-- Begin Supplied material --

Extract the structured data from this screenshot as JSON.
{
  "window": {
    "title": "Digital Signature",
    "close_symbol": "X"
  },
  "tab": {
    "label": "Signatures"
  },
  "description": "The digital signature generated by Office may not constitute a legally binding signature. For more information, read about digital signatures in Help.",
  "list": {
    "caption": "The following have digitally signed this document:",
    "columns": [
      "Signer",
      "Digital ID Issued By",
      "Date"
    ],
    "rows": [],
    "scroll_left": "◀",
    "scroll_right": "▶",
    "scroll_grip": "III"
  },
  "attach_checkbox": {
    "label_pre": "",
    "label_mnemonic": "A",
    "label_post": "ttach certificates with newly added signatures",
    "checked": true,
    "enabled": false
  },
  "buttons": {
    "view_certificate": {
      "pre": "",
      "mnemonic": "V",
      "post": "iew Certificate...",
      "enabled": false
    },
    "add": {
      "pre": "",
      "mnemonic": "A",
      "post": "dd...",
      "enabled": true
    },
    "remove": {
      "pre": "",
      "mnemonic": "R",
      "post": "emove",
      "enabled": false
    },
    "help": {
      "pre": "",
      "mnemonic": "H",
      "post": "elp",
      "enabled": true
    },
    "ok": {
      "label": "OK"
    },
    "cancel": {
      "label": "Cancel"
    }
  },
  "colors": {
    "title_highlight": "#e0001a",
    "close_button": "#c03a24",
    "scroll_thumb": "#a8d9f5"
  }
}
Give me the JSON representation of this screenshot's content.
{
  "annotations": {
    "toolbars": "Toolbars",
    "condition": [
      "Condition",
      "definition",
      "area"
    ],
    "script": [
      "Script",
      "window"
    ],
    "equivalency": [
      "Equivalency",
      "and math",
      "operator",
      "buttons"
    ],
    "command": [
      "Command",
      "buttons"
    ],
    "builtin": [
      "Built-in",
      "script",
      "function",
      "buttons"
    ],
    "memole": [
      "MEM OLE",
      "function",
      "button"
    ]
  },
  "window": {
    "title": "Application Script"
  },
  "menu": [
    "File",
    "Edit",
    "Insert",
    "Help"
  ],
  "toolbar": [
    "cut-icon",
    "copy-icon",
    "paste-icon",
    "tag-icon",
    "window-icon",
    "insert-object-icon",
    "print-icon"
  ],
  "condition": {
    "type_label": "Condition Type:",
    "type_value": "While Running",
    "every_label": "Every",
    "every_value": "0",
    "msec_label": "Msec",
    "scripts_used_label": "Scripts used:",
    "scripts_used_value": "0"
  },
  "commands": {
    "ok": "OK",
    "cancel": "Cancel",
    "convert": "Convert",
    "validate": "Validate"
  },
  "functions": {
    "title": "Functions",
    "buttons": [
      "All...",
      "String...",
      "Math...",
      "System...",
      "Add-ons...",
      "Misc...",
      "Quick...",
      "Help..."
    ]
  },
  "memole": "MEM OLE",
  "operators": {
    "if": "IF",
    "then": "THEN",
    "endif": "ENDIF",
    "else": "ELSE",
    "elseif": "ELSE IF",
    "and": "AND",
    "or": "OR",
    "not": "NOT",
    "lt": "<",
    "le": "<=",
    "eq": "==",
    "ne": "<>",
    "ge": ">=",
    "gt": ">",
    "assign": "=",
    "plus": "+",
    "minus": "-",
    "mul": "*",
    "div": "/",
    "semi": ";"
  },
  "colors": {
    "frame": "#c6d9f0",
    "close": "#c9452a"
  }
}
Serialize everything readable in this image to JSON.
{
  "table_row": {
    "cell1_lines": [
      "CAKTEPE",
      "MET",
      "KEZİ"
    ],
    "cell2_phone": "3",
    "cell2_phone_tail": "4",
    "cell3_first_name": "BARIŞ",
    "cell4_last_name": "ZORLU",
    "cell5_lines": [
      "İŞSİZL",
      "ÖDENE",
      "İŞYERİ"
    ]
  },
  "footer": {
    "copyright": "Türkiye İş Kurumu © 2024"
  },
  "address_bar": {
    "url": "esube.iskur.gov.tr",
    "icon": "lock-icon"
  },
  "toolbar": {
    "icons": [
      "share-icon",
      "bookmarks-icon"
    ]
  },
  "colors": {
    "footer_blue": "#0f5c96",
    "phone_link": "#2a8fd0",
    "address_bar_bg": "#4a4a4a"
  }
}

-- End Supplied material --

◆ What to do
Exact output of every entry is required.

◆ Response to this exercise
Extract the structured data from this screenshot as JSON.
{
  "window": {
    "title": "Digital Signature",
    "close_symbol": "X"
  },
  "tab": {
    "label": "Signatures"
  },
  "description": "The digital signature generated by Office may not constitute a legally binding signature. For more information, read about digital signatures in Help.",
  "list": {
    "caption": "The following have digitally signed this document:",
    "columns": [
      "Signer",
      "Digital ID Issued By",
      "Date"
    ],
    "rows": [],
    "scroll_left": "◀",
    "scroll_right": "▶",
    "scroll_grip": "III"
  },
  "attach_checkbox": {
    "label_pre": "",
    "label_mnemonic": "A",
    "label_post": "ttach certificates with newly added signatures",
    "checked": true,
    "enabled": false
  },
  "buttons": {
    "view_certificate": {
      "pre": "",
      "mnemonic": "V",
      "post": "iew Certificate...",
      "enabled": false
    },
    "add": {
      "pre": "",
      "mnemonic": "A",
      "post": "dd...",
      "enabled": true
    },
    "remove": {
      "pre": "",
      "mnemonic": "R",
      "post": "emove",
      "enabled": false
    },
    "help": {
      "pre": "",
      "mnemonic": "H",
      "post": "elp",
      "enabled": true
    },
    "ok": {
      "label": "OK"
    },
    "cancel": {
      "label": "Cancel"
    }
  },
  "colors": {
    "title_highlight": "#e0001a",
    "close_button": "#c03a24",
    "scroll_thumb": "#a8d9f5"
  }
}
Give me the JSON representation of this screenshot's content.
{
  "annotations": {
    "toolbars": "Toolbars",
    "condition": [
      "Condition",
      "definition",
      "area"
    ],
    "script": [
      "Script",
      "window"
    ],
    "equivalency": [
      "Equivalency",
      "and math",
      "operator",
      "buttons"
    ],
    "command": [
      "Command",
      "buttons"
    ],
    "builtin": [
      "Built-in",
      "script",
      "function",
      "buttons"
    ],
    "memole": [
      "MEM OLE",
      "function",
      "button"
    ]
  },
  "window": {
    "title": "Application Script"
  },
  "menu": [
    "File",
    "Edit",
    "Insert",
    "Help"
  ],
  "toolbar": [
    "cut-icon",
    "copy-icon",
    "paste-icon",
    "tag-icon",
    "window-icon",
    "insert-object-icon",
    "print-icon"
  ],
  "condition": {
    "type_label": "Condition Type:",
    "type_value": "While Running",
    "every_label": "Every",
    "every_value": "0",
    "msec_label": "Msec",
    "scripts_used_label": "Scripts used:",
    "scripts_used_value": "0"
  },
  "commands": {
    "ok": "OK",
    "cancel": "Cancel",
    "convert": "Convert",
    "validate": "Validate"
  },
  "functions": {
    "title": "Functions",
    "buttons": [
      "All...",
      "String...",
      "Math...",
      "System...",
      "Add-ons...",
      "Misc...",
      "Quick...",
      "Help..."
    ]
  },
  "memole": "MEM OLE",
  "operators": {
    "if": "IF",
    "then": "THEN",
    "endif": "ENDIF",
    "else": "ELSE",
    "elseif": "ELSE IF",
    "and": "AND",
    "or": "OR",
    "not": "NOT",
    "lt": "<",
    "le": "<=",
    "eq": "==",
    "ne": "<>",
    "ge": ">=",
    "gt": ">",
    "assign": "=",
    "plus": "+",
    "minus": "-",
    "mul": "*",
    "div": "/",
    "semi": ";"
  },
  "colors": {
    "frame": "#c6d9f0",
    "close": "#c9452a"
  }
}
Serialize everything readable in this image to JSON.
{
  "table_row": {
    "cell1_lines": [
      "CAKTEPE",
      "MET",
      "KEZİ"
    ],
    "cell2_phone": "3",
    "cell2_phone_tail": "4",
    "cell3_first_name": "BARIŞ",
    "cell4_last_name": "ZORLU",
    "cell5_lines": [
      "İŞSİZL",
      "ÖDENE",
      "İŞYERİ"
    ]
  },
  "footer": {
    "copyright": "Türkiye İş Kurumu © 2024"
  },
  "address_bar": {
    "url": "esube.iskur.gov.tr",
    "icon": "lock-icon"
  },
  "toolbar": {
    "icons": [
      "share-icon",
      "bookmarks-icon"
    ]
  },
  "colors": {
    "footer_blue": "#0f5c96",
    "phone_link": "#2a8fd0",
    "address_bar_bg": "#4a4a4a"
  }
}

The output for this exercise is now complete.